● TASK DATA
★ ★ ★ ★

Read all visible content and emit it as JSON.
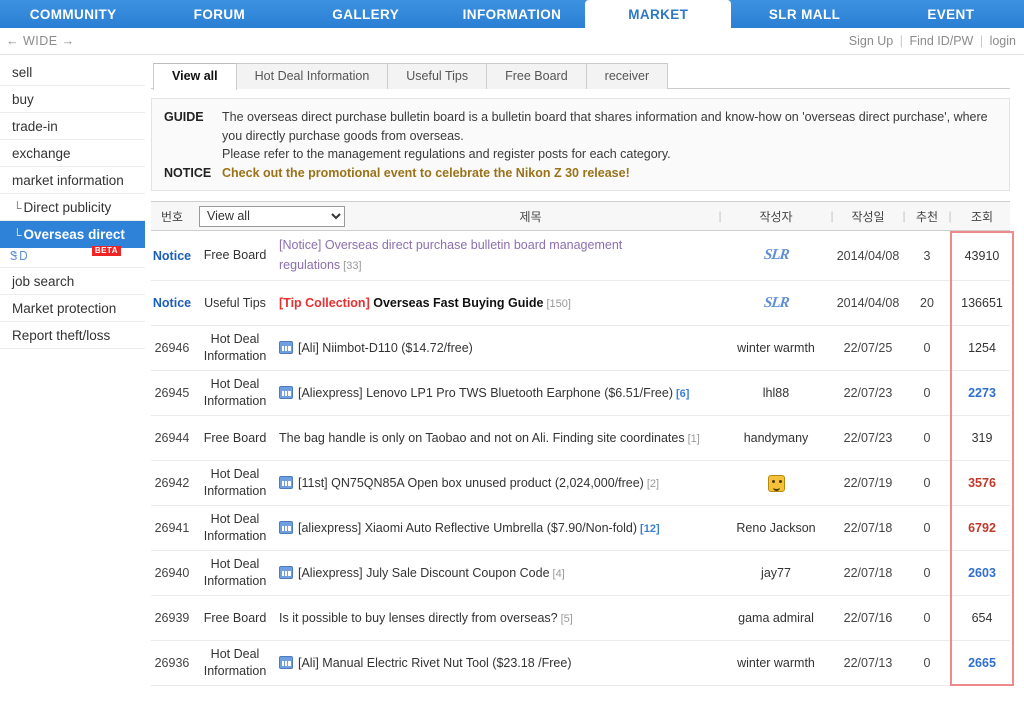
{
  "topnav": {
    "items": [
      {
        "label": "COMMUNITY",
        "active": false
      },
      {
        "label": "FORUM",
        "active": false
      },
      {
        "label": "GALLERY",
        "active": false
      },
      {
        "label": "INFORMATION",
        "active": false
      },
      {
        "label": "MARKET",
        "active": true
      },
      {
        "label": "SLR MALL",
        "active": false
      },
      {
        "label": "EVENT",
        "active": false
      }
    ],
    "accent_color": "#2a7fd4",
    "active_text_color": "#2e78c8"
  },
  "utilbar": {
    "wide_toggle": "← WIDE →",
    "auth": {
      "signup": "Sign Up",
      "find": "Find ID/PW",
      "login": "login",
      "separator": "|"
    }
  },
  "sidebar": {
    "items": [
      {
        "label": "sell",
        "sub": false,
        "active": false
      },
      {
        "label": "buy",
        "sub": false,
        "active": false
      },
      {
        "label": "trade-in",
        "sub": false,
        "active": false
      },
      {
        "label": "exchange",
        "sub": false,
        "active": false
      },
      {
        "label": "market information",
        "sub": false,
        "active": false
      },
      {
        "label": "Direct publicity",
        "sub": true,
        "active": false,
        "lead": "└"
      },
      {
        "label": "Overseas direct",
        "sub": true,
        "active": true,
        "lead": "└"
      }
    ],
    "beta_badge": "BETA",
    "beta_glyph": "ᏕᎠ",
    "after_items": [
      {
        "label": "job search",
        "sub": false,
        "active": false
      },
      {
        "label": "Market protection",
        "sub": false,
        "active": false
      },
      {
        "label": "Report theft/loss",
        "sub": false,
        "active": false
      }
    ]
  },
  "tabs": [
    {
      "label": "View all",
      "active": true
    },
    {
      "label": "Hot Deal Information",
      "active": false
    },
    {
      "label": "Useful Tips",
      "active": false
    },
    {
      "label": "Free Board",
      "active": false
    },
    {
      "label": "receiver",
      "active": false
    }
  ],
  "guide": {
    "guide_label": "GUIDE",
    "guide_lines": [
      "The overseas direct purchase bulletin board is a bulletin board that shares information and know-how on 'overseas direct purchase', where you directly purchase goods from overseas.",
      "Please refer to the management regulations and register posts for each category."
    ],
    "notice_label": "NOTICE",
    "notice_text": "Check out the promotional event to celebrate the Nikon Z 30 release!"
  },
  "table": {
    "headers": {
      "no": "번호",
      "category_filter_value": "View all",
      "category_filter_options": [
        "View all",
        "Hot Deal Information",
        "Useful Tips",
        "Free Board",
        "receiver"
      ],
      "title": "제목",
      "author": "작성자",
      "date": "작성일",
      "recommend": "추천",
      "views": "조회"
    },
    "highlight_color": "#f08a8a",
    "rows": [
      {
        "no": "Notice",
        "is_notice": true,
        "category": "Free Board",
        "has_image_icon": false,
        "title_prefix": "",
        "title": "[Notice] Overseas direct purchase bulletin board management regulations",
        "title_style": "link",
        "comments": "[33]",
        "comments_style": "gray",
        "author": "SLR",
        "author_type": "slr-logo",
        "date": "2014/04/08",
        "recommend": "3",
        "views": "43910",
        "views_style": "black"
      },
      {
        "no": "Notice",
        "is_notice": true,
        "category": "Useful Tips",
        "has_image_icon": false,
        "title_prefix": "[Tip Collection]",
        "title": "Overseas Fast Buying Guide",
        "title_style": "tip",
        "comments": "[150]",
        "comments_style": "gray",
        "author": "SLR",
        "author_type": "slr-logo",
        "date": "2014/04/08",
        "recommend": "20",
        "views": "136651",
        "views_style": "black"
      },
      {
        "no": "26946",
        "is_notice": false,
        "category": "Hot Deal Information",
        "has_image_icon": true,
        "title_prefix": "",
        "title": "[Ali] Niimbot-D110 ($14.72/free)",
        "title_style": "plain",
        "comments": "",
        "comments_style": "gray",
        "author": "winter warmth",
        "author_type": "text",
        "date": "22/07/25",
        "recommend": "0",
        "views": "1254",
        "views_style": "black"
      },
      {
        "no": "26945",
        "is_notice": false,
        "category": "Hot Deal Information",
        "has_image_icon": true,
        "title_prefix": "",
        "title": "[Aliexpress] Lenovo LP1 Pro TWS Bluetooth Earphone ($6.51/Free)",
        "title_style": "plain",
        "comments": "[6]",
        "comments_style": "blue",
        "author": "lhl88",
        "author_type": "text",
        "date": "22/07/23",
        "recommend": "0",
        "views": "2273",
        "views_style": "blue"
      },
      {
        "no": "26944",
        "is_notice": false,
        "category": "Free Board",
        "has_image_icon": false,
        "title_prefix": "",
        "title": "The bag handle is only on Taobao and not on Ali. Finding site coordinates",
        "title_style": "plain",
        "comments": "[1]",
        "comments_style": "gray",
        "author": "handymany",
        "author_type": "text",
        "date": "22/07/23",
        "recommend": "0",
        "views": "319",
        "views_style": "black"
      },
      {
        "no": "26942",
        "is_notice": false,
        "category": "Hot Deal Information",
        "has_image_icon": true,
        "title_prefix": "",
        "title": "[11st] QN75QN85A Open box unused product (2,024,000/free)",
        "title_style": "plain",
        "comments": "[2]",
        "comments_style": "gray",
        "author": "",
        "author_type": "avatar",
        "date": "22/07/19",
        "recommend": "0",
        "views": "3576",
        "views_style": "red"
      },
      {
        "no": "26941",
        "is_notice": false,
        "category": "Hot Deal Information",
        "has_image_icon": true,
        "title_prefix": "",
        "title": "[aliexpress] Xiaomi Auto Reflective Umbrella ($7.90/Non-fold)",
        "title_style": "plain",
        "comments": "[12]",
        "comments_style": "blue",
        "author": "Reno Jackson",
        "author_type": "text",
        "date": "22/07/18",
        "recommend": "0",
        "views": "6792",
        "views_style": "red"
      },
      {
        "no": "26940",
        "is_notice": false,
        "category": "Hot Deal Information",
        "has_image_icon": true,
        "title_prefix": "",
        "title": "[Aliexpress] July Sale Discount Coupon Code",
        "title_style": "plain",
        "comments": "[4]",
        "comments_style": "gray",
        "author": "jay77",
        "author_type": "text",
        "date": "22/07/18",
        "recommend": "0",
        "views": "2603",
        "views_style": "blue"
      },
      {
        "no": "26939",
        "is_notice": false,
        "category": "Free Board",
        "has_image_icon": false,
        "title_prefix": "",
        "title": "Is it possible to buy lenses directly from overseas?",
        "title_style": "plain",
        "comments": "[5]",
        "comments_style": "gray",
        "author": "gama admiral",
        "author_type": "text",
        "date": "22/07/16",
        "recommend": "0",
        "views": "654",
        "views_style": "black"
      },
      {
        "no": "26936",
        "is_notice": false,
        "category": "Hot Deal Information",
        "has_image_icon": true,
        "title_prefix": "",
        "title": "[Ali] Manual Electric Rivet Nut Tool ($23.18 /Free)",
        "title_style": "plain",
        "comments": "",
        "comments_style": "gray",
        "author": "winter warmth",
        "author_type": "text",
        "date": "22/07/13",
        "recommend": "0",
        "views": "2665",
        "views_style": "blue"
      }
    ]
  }
}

★ ★ ★ ★

● STATED TASK
From the listing, extract all text exactly as given and drop any picture.

● CORRECT OUTPUT
Read all visible content and emit it as JSON.
{
  "topnav": {
    "items": [
      {
        "label": "COMMUNITY",
        "active": false
      },
      {
        "label": "FORUM",
        "active": false
      },
      {
        "label": "GALLERY",
        "active": false
      },
      {
        "label": "INFORMATION",
        "active": false
      },
      {
        "label": "MARKET",
        "active": true
      },
      {
        "label": "SLR MALL",
        "active": false
      },
      {
        "label": "EVENT",
        "active": false
      }
    ],
    "accent_color": "#2a7fd4",
    "active_text_color": "#2e78c8"
  },
  "utilbar": {
    "wide_toggle": "← WIDE →",
    "auth": {
      "signup": "Sign Up",
      "find": "Find ID/PW",
      "login": "login",
      "separator": "|"
    }
  },
  "sidebar": {
    "items": [
      {
        "label": "sell",
        "sub": false,
        "active": false
      },
      {
        "label": "buy",
        "sub": false,
        "active": false
      },
      {
        "label": "trade-in",
        "sub": false,
        "active": false
      },
      {
        "label": "exchange",
        "sub": false,
        "active": false
      },
      {
        "label": "market information",
        "sub": false,
        "active": false
      },
      {
        "label": "Direct publicity",
        "sub": true,
        "active": false,
        "lead": "└"
      },
      {
        "label": "Overseas direct",
        "sub": true,
        "active": true,
        "lead": "└"
      }
    ],
    "beta_badge": "BETA",
    "beta_glyph": "ᏕᎠ",
    "after_items": [
      {
        "label": "job search",
        "sub": false,
        "active": false
      },
      {
        "label": "Market protection",
        "sub": false,
        "active": false
      },
      {
        "label": "Report theft/loss",
        "sub": false,
        "active": false
      }
    ]
  },
  "tabs": [
    {
      "label": "View all",
      "active": true
    },
    {
      "label": "Hot Deal Information",
      "active": false
    },
    {
      "label": "Useful Tips",
      "active": false
    },
    {
      "label": "Free Board",
      "active": false
    },
    {
      "label": "receiver",
      "active": false
    }
  ],
  "guide": {
    "guide_label": "GUIDE",
    "guide_lines": [
      "The overseas direct purchase bulletin board is a bulletin board that shares information and know-how on 'overseas direct purchase', where you directly purchase goods from overseas.",
      "Please refer to the management regulations and register posts for each category."
    ],
    "notice_label": "NOTICE",
    "notice_text": "Check out the promotional event to celebrate the Nikon Z 30 release!"
  },
  "table": {
    "headers": {
      "no": "번호",
      "category_filter_value": "View all",
      "category_filter_options": [
        "View all",
        "Hot Deal Information",
        "Useful Tips",
        "Free Board",
        "receiver"
      ],
      "title": "제목",
      "author": "작성자",
      "date": "작성일",
      "recommend": "추천",
      "views": "조회"
    },
    "highlight_color": "#f08a8a",
    "rows": [
      {
        "no": "Notice",
        "is_notice": true,
        "category": "Free Board",
        "has_image_icon": false,
        "title_prefix": "",
        "title": "[Notice] Overseas direct purchase bulletin board management regulations",
        "title_style": "link",
        "comments": "[33]",
        "comments_style": "gray",
        "author": "SLR",
        "author_type": "slr-logo",
        "date": "2014/04/08",
        "recommend": "3",
        "views": "43910",
        "views_style": "black"
      },
      {
        "no": "Notice",
        "is_notice": true,
        "category": "Useful Tips",
        "has_image_icon": false,
        "title_prefix": "[Tip Collection]",
        "title": "Overseas Fast Buying Guide",
        "title_style": "tip",
        "comments": "[150]",
        "comments_style": "gray",
        "author": "SLR",
        "author_type": "slr-logo",
        "date": "2014/04/08",
        "recommend": "20",
        "views": "136651",
        "views_style": "black"
      },
      {
        "no": "26946",
        "is_notice": false,
        "category": "Hot Deal Information",
        "has_image_icon": true,
        "title_prefix": "",
        "title": "[Ali] Niimbot-D110 ($14.72/free)",
        "title_style": "plain",
        "comments": "",
        "comments_style": "gray",
        "author": "winter warmth",
        "author_type": "text",
        "date": "22/07/25",
        "recommend": "0",
        "views": "1254",
        "views_style": "black"
      },
      {
        "no": "26945",
        "is_notice": false,
        "category": "Hot Deal Information",
        "has_image_icon": true,
        "title_prefix": "",
        "title": "[Aliexpress] Lenovo LP1 Pro TWS Bluetooth Earphone ($6.51/Free)",
        "title_style": "plain",
        "comments": "[6]",
        "comments_style": "blue",
        "author": "lhl88",
        "author_type": "text",
        "date": "22/07/23",
        "recommend": "0",
        "views": "2273",
        "views_style": "blue"
      },
      {
        "no": "26944",
        "is_notice": false,
        "category": "Free Board",
        "has_image_icon": false,
        "title_prefix": "",
        "title": "The bag handle is only on Taobao and not on Ali. Finding site coordinates",
        "title_style": "plain",
        "comments": "[1]",
        "comments_style": "gray",
        "author": "handymany",
        "author_type": "text",
        "date": "22/07/23",
        "recommend": "0",
        "views": "319",
        "views_style": "black"
      },
      {
        "no": "26942",
        "is_notice": false,
        "category": "Hot Deal Information",
        "has_image_icon": true,
        "title_prefix": "",
        "title": "[11st] QN75QN85A Open box unused product (2,024,000/free)",
        "title_style": "plain",
        "comments": "[2]",
        "comments_style": "gray",
        "author": "",
        "author_type": "avatar",
        "date": "22/07/19",
        "recommend": "0",
        "views": "3576",
        "views_style": "red"
      },
      {
        "no": "26941",
        "is_notice": false,
        "category": "Hot Deal Information",
        "has_image_icon": true,
        "title_prefix": "",
        "title": "[aliexpress] Xiaomi Auto Reflective Umbrella ($7.90/Non-fold)",
        "title_style": "plain",
        "comments": "[12]",
        "comments_style": "blue",
        "author": "Reno Jackson",
        "author_type": "text",
        "date": "22/07/18",
        "recommend": "0",
        "views": "6792",
        "views_style": "red"
      },
      {
        "no": "26940",
        "is_notice": false,
        "category": "Hot Deal Information",
        "has_image_icon": true,
        "title_prefix": "",
        "title": "[Aliexpress] July Sale Discount Coupon Code",
        "title_style": "plain",
        "comments": "[4]",
        "comments_style": "gray",
        "author": "jay77",
        "author_type": "text",
        "date": "22/07/18",
        "recommend": "0",
        "views": "2603",
        "views_style": "blue"
      },
      {
        "no": "26939",
        "is_notice": false,
        "category": "Free Board",
        "has_image_icon": false,
        "title_prefix": "",
        "title": "Is it possible to buy lenses directly from overseas?",
        "title_style": "plain",
        "comments": "[5]",
        "comments_style": "gray",
        "author": "gama admiral",
        "author_type": "text",
        "date": "22/07/16",
        "recommend": "0",
        "views": "654",
        "views_style": "black"
      },
      {
        "no": "26936",
        "is_notice": false,
        "category": "Hot Deal Information",
        "has_image_icon": true,
        "title_prefix": "",
        "title": "[Ali] Manual Electric Rivet Nut Tool ($23.18 /Free)",
        "title_style": "plain",
        "comments": "",
        "comments_style": "gray",
        "author": "winter warmth",
        "author_type": "text",
        "date": "22/07/13",
        "recommend": "0",
        "views": "2665",
        "views_style": "blue"
      }
    ]
  }
}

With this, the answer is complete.